Transcribe the lines below verbatim, skipping the images.

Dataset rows
○ ○ ○ ○ ○

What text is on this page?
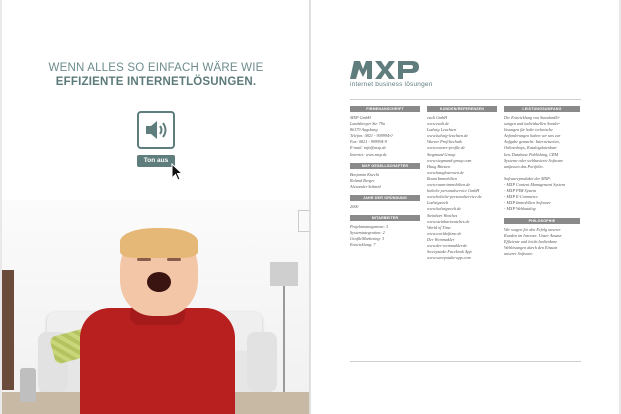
WENN ALLES SO EINFACH WÄRE WIE
EFFIZIENTE INTERNETLÖSUNGEN.
Ton aus
internet business lösungen
FIRMENANSCHRIFT
MXP GmbH
Landsberger Str. 79a
86179 Augsburg
Telefon: 0821 - 909994-0
Fax: 0821 - 909994-9
E-mail: info@mxp.de
Internet: www.mxp.de
MXP GESELLSCHAFTER
Benjamin Knecht
Roland Berger
Alexander Schmid
JAHR DER GRÜNDUNG
2000
MITARBEITER
Projektmanagement: 3
Systemintegration: 2
Grafik/Marketing: 3
Entwicklung: 7
KUNDEN/REFERENZEN
ezali GmbH
www.ezali.de
Ludwig Leuchten
www.ludwig-leuchten.de
Wurzer Profiltechnik
www.wurzer-profile.de
Siegmund Group
www.siegmund-group.com
Haug Bürsten
www.haugbuersten.de
Raum Immobilien
www.raum-immobilien.de
holtelte personalservice GmbH
www.holtelte-personalservice.de
Ludwigswelt
www.ludwigswelt.de
Steinbart Watches
www.steinbartwatches.de
World of Time
www.worldoftime.de
Der Weinmakler
www.der-weinmakler.de
Sweepstake Facebook App
www.sweepstake-app.com
LEISTUNGSUMFANG
Die Entwicklung von Standardlö-
sungen und individuellen Sonder-
lösungen für hohe technische
Anforderungen haben wir uns zur
Aufgabe gemacht: Internetseiten,
Onlineshops, Katalogdatenban-
ken, Database Publishing, CRM
Systeme oder webbasierte Software
umfassen das Portfolio.

Softwareprodukte der MXP:
- MXP Content Management System
- MXP PIM System
- MXP E-Commerce
- MXP Immobilien Software
- MXP Webkatalog
PHILOSOPHIE
Wir sorgen für den Erfolg unserer
Kunden im Internet. Unser Ansatz:
Effiziente und leicht bedienbare
Weblösungen durch den Einsatz
unserer Software.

○ ○ ○ ○ ○

◆ **RESULT OF THE TASK**
What text is on this page?
WENN ALLES SO EINFACH WÄRE WIE
EFFIZIENTE INTERNETLÖSUNGEN.
Ton aus
internet business lösungen
FIRMENANSCHRIFT
MXP GmbH
Landsberger Str. 79a
86179 Augsburg
Telefon: 0821 - 909994-0
Fax: 0821 - 909994-9
E-mail: info@mxp.de
Internet: www.mxp.de
MXP GESELLSCHAFTER
Benjamin Knecht
Roland Berger
Alexander Schmid
JAHR DER GRÜNDUNG
2000
MITARBEITER
Projektmanagement: 3
Systemintegration: 2
Grafik/Marketing: 3
Entwicklung: 7
KUNDEN/REFERENZEN
ezali GmbH
www.ezali.de
Ludwig Leuchten
www.ludwig-leuchten.de
Wurzer Profiltechnik
www.wurzer-profile.de
Siegmund Group
www.siegmund-group.com
Haug Bürsten
www.haugbuersten.de
Raum Immobilien
www.raum-immobilien.de
holtelte personalservice GmbH
www.holtelte-personalservice.de
Ludwigswelt
www.ludwigswelt.de
Steinbart Watches
www.steinbartwatches.de
World of Time
www.worldoftime.de
Der Weinmakler
www.der-weinmakler.de
Sweepstake Facebook App
www.sweepstake-app.com
LEISTUNGSUMFANG
Die Entwicklung von Standardlö-
sungen und individuellen Sonder-
lösungen für hohe technische
Anforderungen haben wir uns zur
Aufgabe gemacht: Internetseiten,
Onlineshops, Katalogdatenban-
ken, Database Publishing, CRM
Systeme oder webbasierte Software
umfassen das Portfolio.

Softwareprodukte der MXP:
- MXP Content Management System
- MXP PIM System
- MXP E-Commerce
- MXP Immobilien Software
- MXP Webkatalog
PHILOSOPHIE
Wir sorgen für den Erfolg unserer
Kunden im Internet. Unser Ansatz:
Effiziente und leicht bedienbare
Weblösungen durch den Einsatz
unserer Software.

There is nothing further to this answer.